Directive: Output the material word for word. Leave each picture out.

Start of Entries shown

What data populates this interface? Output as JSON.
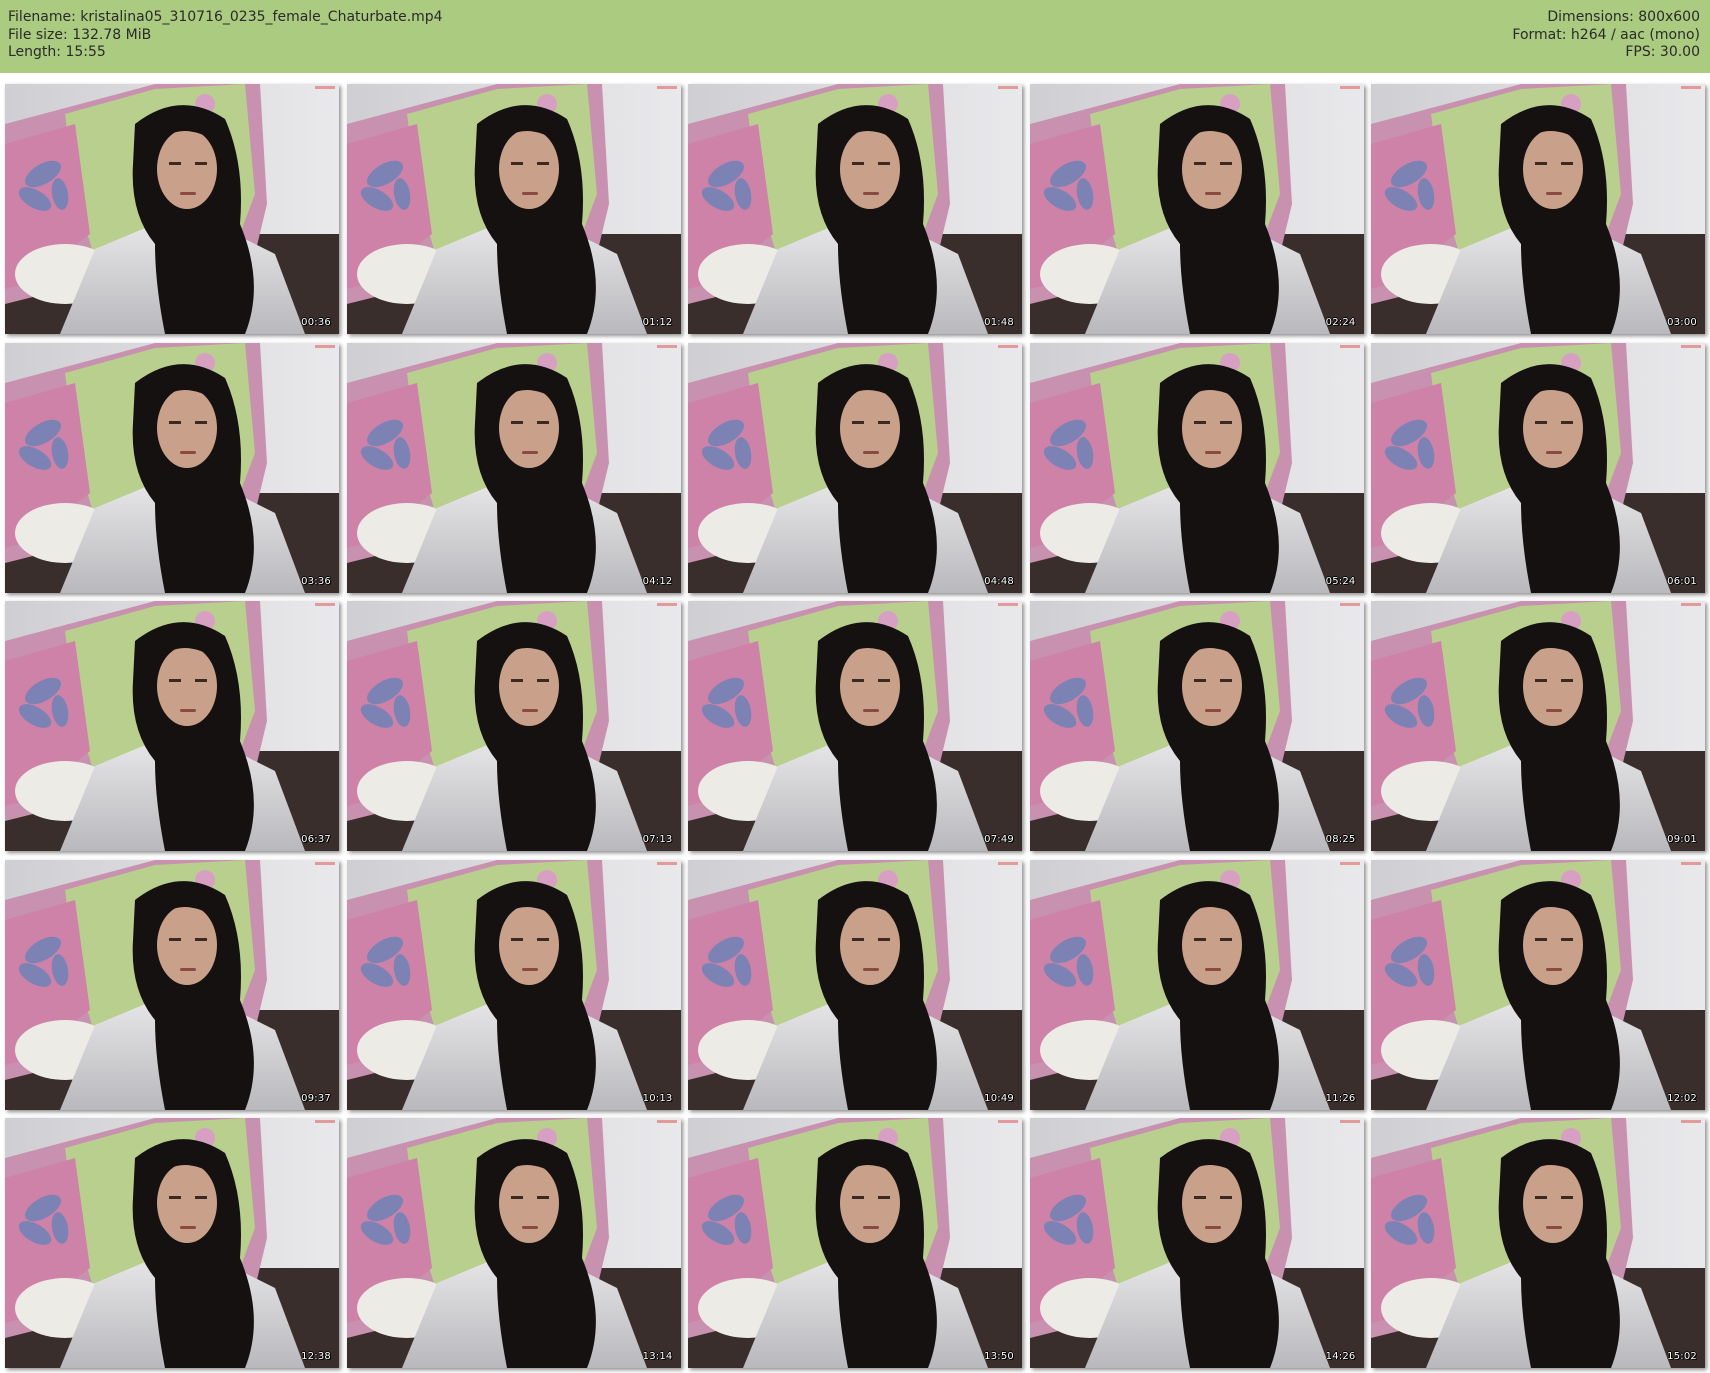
{
  "header": {
    "filename_line": "Filename: kristalina05_310716_0235_female_Chaturbate.mp4",
    "filesize_line": "File size: 132.78 MiB",
    "length_line": "Length: 15:55",
    "dimensions_line": "Dimensions: 800x600",
    "format_line": "Format: h264 / aac (mono)",
    "fps_line": "FPS: 30.00"
  },
  "colors": {
    "header_bg": "#abcb81",
    "background": "#ffffff"
  },
  "thumbnails": [
    {
      "timestamp": "00:36"
    },
    {
      "timestamp": "01:12"
    },
    {
      "timestamp": "01:48"
    },
    {
      "timestamp": "02:24"
    },
    {
      "timestamp": "03:00"
    },
    {
      "timestamp": "03:36"
    },
    {
      "timestamp": "04:12"
    },
    {
      "timestamp": "04:48"
    },
    {
      "timestamp": "05:24"
    },
    {
      "timestamp": "06:01"
    },
    {
      "timestamp": "06:37"
    },
    {
      "timestamp": "07:13"
    },
    {
      "timestamp": "07:49"
    },
    {
      "timestamp": "08:25"
    },
    {
      "timestamp": "09:01"
    },
    {
      "timestamp": "09:37"
    },
    {
      "timestamp": "10:13"
    },
    {
      "timestamp": "10:49"
    },
    {
      "timestamp": "11:26"
    },
    {
      "timestamp": "12:02"
    },
    {
      "timestamp": "12:38"
    },
    {
      "timestamp": "13:14"
    },
    {
      "timestamp": "13:50"
    },
    {
      "timestamp": "14:26"
    },
    {
      "timestamp": "15:02"
    }
  ]
}
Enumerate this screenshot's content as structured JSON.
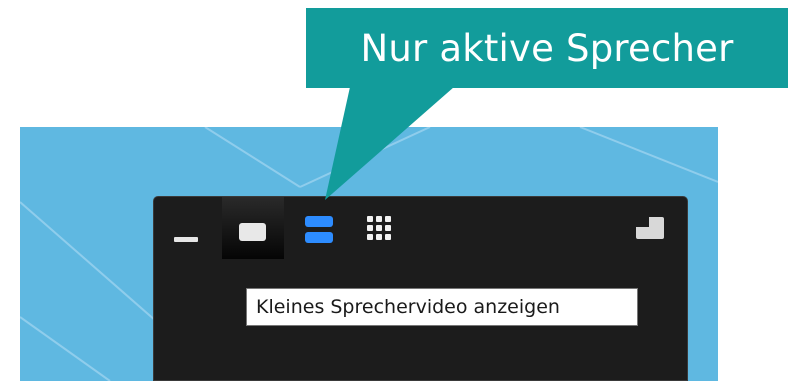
{
  "callout": {
    "text": "Nur aktive Sprecher",
    "background_color": "#129c9b",
    "text_color": "#ffffff"
  },
  "background": {
    "color": "#5fb8e1"
  },
  "toolbar": {
    "buttons": [
      {
        "id": "minimize",
        "icon": "minimize-icon",
        "active": false
      },
      {
        "id": "single-video",
        "icon": "single-video-icon",
        "active": true
      },
      {
        "id": "active-speaker",
        "icon": "active-speaker-icon",
        "active": false,
        "highlight_color": "#2d8cff"
      },
      {
        "id": "gallery",
        "icon": "gallery-grid-icon",
        "active": false
      },
      {
        "id": "exit-mini",
        "icon": "picture-in-picture-icon",
        "active": false
      }
    ]
  },
  "tooltip": {
    "text": "Kleines Sprechervideo anzeigen"
  }
}
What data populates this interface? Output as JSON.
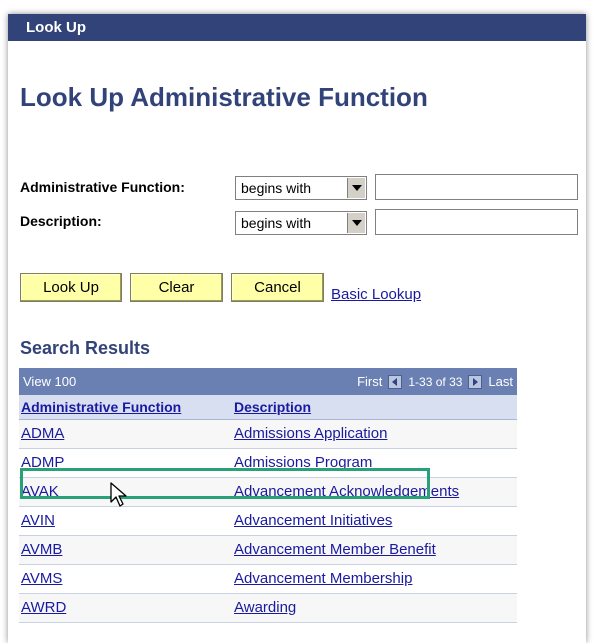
{
  "window": {
    "title": "Look Up"
  },
  "page": {
    "title": "Look Up Administrative Function"
  },
  "criteria": [
    {
      "label": "Administrative Function:",
      "operator": "begins with",
      "value": ""
    },
    {
      "label": "Description:",
      "operator": "begins with",
      "value": ""
    }
  ],
  "buttons": {
    "lookup": "Look Up",
    "clear": "Clear",
    "cancel": "Cancel",
    "basic_lookup": "Basic Lookup"
  },
  "results": {
    "title": "Search Results",
    "view_all": "View 100",
    "first": "First",
    "range": "1-33 of 33",
    "last": "Last",
    "columns": [
      "Administrative Function",
      "Description"
    ],
    "rows": [
      {
        "code": "ADMA",
        "desc": "Admissions Application"
      },
      {
        "code": "ADMP",
        "desc": "Admissions Program"
      },
      {
        "code": "AVAK",
        "desc": "Advancement Acknowledgements"
      },
      {
        "code": "AVIN",
        "desc": "Advancement Initiatives"
      },
      {
        "code": "AVMB",
        "desc": "Advancement Member Benefit"
      },
      {
        "code": "AVMS",
        "desc": "Advancement Membership"
      },
      {
        "code": "AWRD",
        "desc": "Awarding"
      }
    ]
  },
  "colors": {
    "title_bar": "#32437a",
    "nav_bar": "#6a80b3",
    "button_bg": "#ffffa8",
    "link": "#1a1aa0",
    "highlight": "#2aa079"
  }
}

End of Entries shown

Answer below:
What data populates this interface? Output as JSON.
{
  "header": {
    "filename_line": "Filename: kristalina05_310716_0235_female_Chaturbate.mp4",
    "filesize_line": "File size: 132.78 MiB",
    "length_line": "Length: 15:55",
    "dimensions_line": "Dimensions: 800x600",
    "format_line": "Format: h264 / aac (mono)",
    "fps_line": "FPS: 30.00"
  },
  "colors": {
    "header_bg": "#abcb81",
    "background": "#ffffff"
  },
  "thumbnails": [
    {
      "timestamp": "00:36"
    },
    {
      "timestamp": "01:12"
    },
    {
      "timestamp": "01:48"
    },
    {
      "timestamp": "02:24"
    },
    {
      "timestamp": "03:00"
    },
    {
      "timestamp": "03:36"
    },
    {
      "timestamp": "04:12"
    },
    {
      "timestamp": "04:48"
    },
    {
      "timestamp": "05:24"
    },
    {
      "timestamp": "06:01"
    },
    {
      "timestamp": "06:37"
    },
    {
      "timestamp": "07:13"
    },
    {
      "timestamp": "07:49"
    },
    {
      "timestamp": "08:25"
    },
    {
      "timestamp": "09:01"
    },
    {
      "timestamp": "09:37"
    },
    {
      "timestamp": "10:13"
    },
    {
      "timestamp": "10:49"
    },
    {
      "timestamp": "11:26"
    },
    {
      "timestamp": "12:02"
    },
    {
      "timestamp": "12:38"
    },
    {
      "timestamp": "13:14"
    },
    {
      "timestamp": "13:50"
    },
    {
      "timestamp": "14:26"
    },
    {
      "timestamp": "15:02"
    }
  ]
}
Enumerate this screenshot's content as structured JSON.
{
  "callout": {
    "text": "Nur aktive Sprecher",
    "background_color": "#129c9b",
    "text_color": "#ffffff"
  },
  "background": {
    "color": "#5fb8e1"
  },
  "toolbar": {
    "buttons": [
      {
        "id": "minimize",
        "icon": "minimize-icon",
        "active": false
      },
      {
        "id": "single-video",
        "icon": "single-video-icon",
        "active": true
      },
      {
        "id": "active-speaker",
        "icon": "active-speaker-icon",
        "active": false,
        "highlight_color": "#2d8cff"
      },
      {
        "id": "gallery",
        "icon": "gallery-grid-icon",
        "active": false
      },
      {
        "id": "exit-mini",
        "icon": "picture-in-picture-icon",
        "active": false
      }
    ]
  },
  "tooltip": {
    "text": "Kleines Sprechervideo anzeigen"
  }
}
What data populates this interface? Output as JSON.
{
  "window": {
    "title": "Look Up"
  },
  "page": {
    "title": "Look Up Administrative Function"
  },
  "criteria": [
    {
      "label": "Administrative Function:",
      "operator": "begins with",
      "value": ""
    },
    {
      "label": "Description:",
      "operator": "begins with",
      "value": ""
    }
  ],
  "buttons": {
    "lookup": "Look Up",
    "clear": "Clear",
    "cancel": "Cancel",
    "basic_lookup": "Basic Lookup"
  },
  "results": {
    "title": "Search Results",
    "view_all": "View 100",
    "first": "First",
    "range": "1-33 of 33",
    "last": "Last",
    "columns": [
      "Administrative Function",
      "Description"
    ],
    "rows": [
      {
        "code": "ADMA",
        "desc": "Admissions Application"
      },
      {
        "code": "ADMP",
        "desc": "Admissions Program"
      },
      {
        "code": "AVAK",
        "desc": "Advancement Acknowledgements"
      },
      {
        "code": "AVIN",
        "desc": "Advancement Initiatives"
      },
      {
        "code": "AVMB",
        "desc": "Advancement Member Benefit"
      },
      {
        "code": "AVMS",
        "desc": "Advancement Membership"
      },
      {
        "code": "AWRD",
        "desc": "Awarding"
      }
    ]
  },
  "colors": {
    "title_bar": "#32437a",
    "nav_bar": "#6a80b3",
    "button_bg": "#ffffa8",
    "link": "#1a1aa0",
    "highlight": "#2aa079"
  }
}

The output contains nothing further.